- [The problem]
Reproduce every line of the records below verbatim.

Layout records

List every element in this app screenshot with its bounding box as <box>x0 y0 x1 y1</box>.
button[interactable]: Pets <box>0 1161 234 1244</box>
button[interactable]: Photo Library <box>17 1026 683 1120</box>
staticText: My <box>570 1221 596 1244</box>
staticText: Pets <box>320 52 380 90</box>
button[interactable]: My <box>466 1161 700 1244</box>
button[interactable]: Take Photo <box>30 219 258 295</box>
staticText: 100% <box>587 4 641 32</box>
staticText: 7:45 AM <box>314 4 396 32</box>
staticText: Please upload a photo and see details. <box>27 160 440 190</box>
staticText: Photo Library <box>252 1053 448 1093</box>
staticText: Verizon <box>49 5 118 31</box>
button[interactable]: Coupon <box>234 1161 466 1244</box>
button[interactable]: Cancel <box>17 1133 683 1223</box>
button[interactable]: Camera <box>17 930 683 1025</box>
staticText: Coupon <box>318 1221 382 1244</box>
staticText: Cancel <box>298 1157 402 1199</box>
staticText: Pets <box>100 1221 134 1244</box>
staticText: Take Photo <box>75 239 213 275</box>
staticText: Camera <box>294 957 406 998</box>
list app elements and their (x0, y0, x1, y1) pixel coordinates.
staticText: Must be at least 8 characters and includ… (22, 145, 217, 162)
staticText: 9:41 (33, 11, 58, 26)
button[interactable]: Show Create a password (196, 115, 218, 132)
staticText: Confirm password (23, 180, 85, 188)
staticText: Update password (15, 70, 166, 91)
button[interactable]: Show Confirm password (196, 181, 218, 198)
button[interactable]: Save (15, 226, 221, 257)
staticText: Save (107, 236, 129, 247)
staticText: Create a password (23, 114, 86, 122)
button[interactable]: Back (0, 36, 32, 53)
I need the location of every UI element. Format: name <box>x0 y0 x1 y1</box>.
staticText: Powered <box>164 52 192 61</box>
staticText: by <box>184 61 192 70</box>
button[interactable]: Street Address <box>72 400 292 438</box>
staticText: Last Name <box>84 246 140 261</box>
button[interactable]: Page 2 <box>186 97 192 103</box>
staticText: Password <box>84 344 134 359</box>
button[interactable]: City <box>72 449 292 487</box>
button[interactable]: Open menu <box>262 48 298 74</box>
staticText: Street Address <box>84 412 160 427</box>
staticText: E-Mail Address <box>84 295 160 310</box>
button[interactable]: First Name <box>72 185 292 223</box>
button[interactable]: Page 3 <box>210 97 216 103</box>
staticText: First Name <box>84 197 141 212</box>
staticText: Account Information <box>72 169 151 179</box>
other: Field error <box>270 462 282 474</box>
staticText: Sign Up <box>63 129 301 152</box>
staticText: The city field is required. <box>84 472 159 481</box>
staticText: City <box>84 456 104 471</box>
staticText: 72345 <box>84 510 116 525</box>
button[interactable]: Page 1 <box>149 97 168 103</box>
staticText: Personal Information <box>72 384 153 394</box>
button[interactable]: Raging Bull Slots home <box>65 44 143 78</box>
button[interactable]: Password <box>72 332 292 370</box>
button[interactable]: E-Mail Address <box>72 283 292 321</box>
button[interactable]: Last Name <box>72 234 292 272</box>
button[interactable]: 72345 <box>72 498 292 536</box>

- [Expected answer]
List every element in this app screenshot with its bounding box as <box>x0 y0 x1 y1</box>.
button[interactable]: Pets <box>0 1161 234 1244</box>
button[interactable]: Photo Library <box>17 1026 683 1120</box>
staticText: My <box>570 1221 596 1244</box>
staticText: Pets <box>320 52 380 90</box>
button[interactable]: My <box>466 1161 700 1244</box>
button[interactable]: Take Photo <box>30 219 258 295</box>
staticText: 100% <box>587 4 641 32</box>
staticText: 7:45 AM <box>314 4 396 32</box>
staticText: Please upload a photo and see details. <box>27 160 440 190</box>
staticText: Photo Library <box>252 1053 448 1093</box>
staticText: Verizon <box>49 5 118 31</box>
button[interactable]: Coupon <box>234 1161 466 1244</box>
button[interactable]: Cancel <box>17 1133 683 1223</box>
button[interactable]: Camera <box>17 930 683 1025</box>
staticText: Coupon <box>318 1221 382 1244</box>
staticText: Cancel <box>298 1157 402 1199</box>
staticText: Pets <box>100 1221 134 1244</box>
staticText: Take Photo <box>75 239 213 275</box>
staticText: Camera <box>294 957 406 998</box>
list app elements and their (x0, y0, x1, y1) pixel coordinates.
staticText: Must be at least 8 characters and includ… (22, 145, 217, 162)
staticText: 9:41 (33, 11, 58, 26)
button[interactable]: Show Create a password (196, 115, 218, 132)
staticText: Confirm password (23, 180, 85, 188)
staticText: Update password (15, 70, 166, 91)
button[interactable]: Show Confirm password (196, 181, 218, 198)
button[interactable]: Save (15, 226, 221, 257)
staticText: Save (107, 236, 129, 247)
staticText: Create a password (23, 114, 86, 122)
button[interactable]: Back (0, 36, 32, 53)
I need the location of every UI element. Format: name <box>x0 y0 x1 y1</box>.
staticText: Powered <box>164 52 192 61</box>
staticText: by <box>184 61 192 70</box>
button[interactable]: Street Address <box>72 400 292 438</box>
staticText: Last Name <box>84 246 140 261</box>
button[interactable]: Page 2 <box>186 97 192 103</box>
staticText: Password <box>84 344 134 359</box>
button[interactable]: City <box>72 449 292 487</box>
button[interactable]: Open menu <box>262 48 298 74</box>
staticText: Street Address <box>84 412 160 427</box>
staticText: E-Mail Address <box>84 295 160 310</box>
button[interactable]: First Name <box>72 185 292 223</box>
button[interactable]: Page 3 <box>210 97 216 103</box>
staticText: First Name <box>84 197 141 212</box>
staticText: Account Information <box>72 169 151 179</box>
other: Field error <box>270 462 282 474</box>
staticText: Sign Up <box>63 129 301 152</box>
staticText: The city field is required. <box>84 472 159 481</box>
staticText: City <box>84 456 104 471</box>
staticText: 72345 <box>84 510 116 525</box>
button[interactable]: Page 1 <box>149 97 168 103</box>
staticText: Personal Information <box>72 384 153 394</box>
button[interactable]: Raging Bull Slots home <box>65 44 143 78</box>
button[interactable]: Password <box>72 332 292 370</box>
button[interactable]: E-Mail Address <box>72 283 292 321</box>
button[interactable]: Last Name <box>72 234 292 272</box>
button[interactable]: 72345 <box>72 498 292 536</box>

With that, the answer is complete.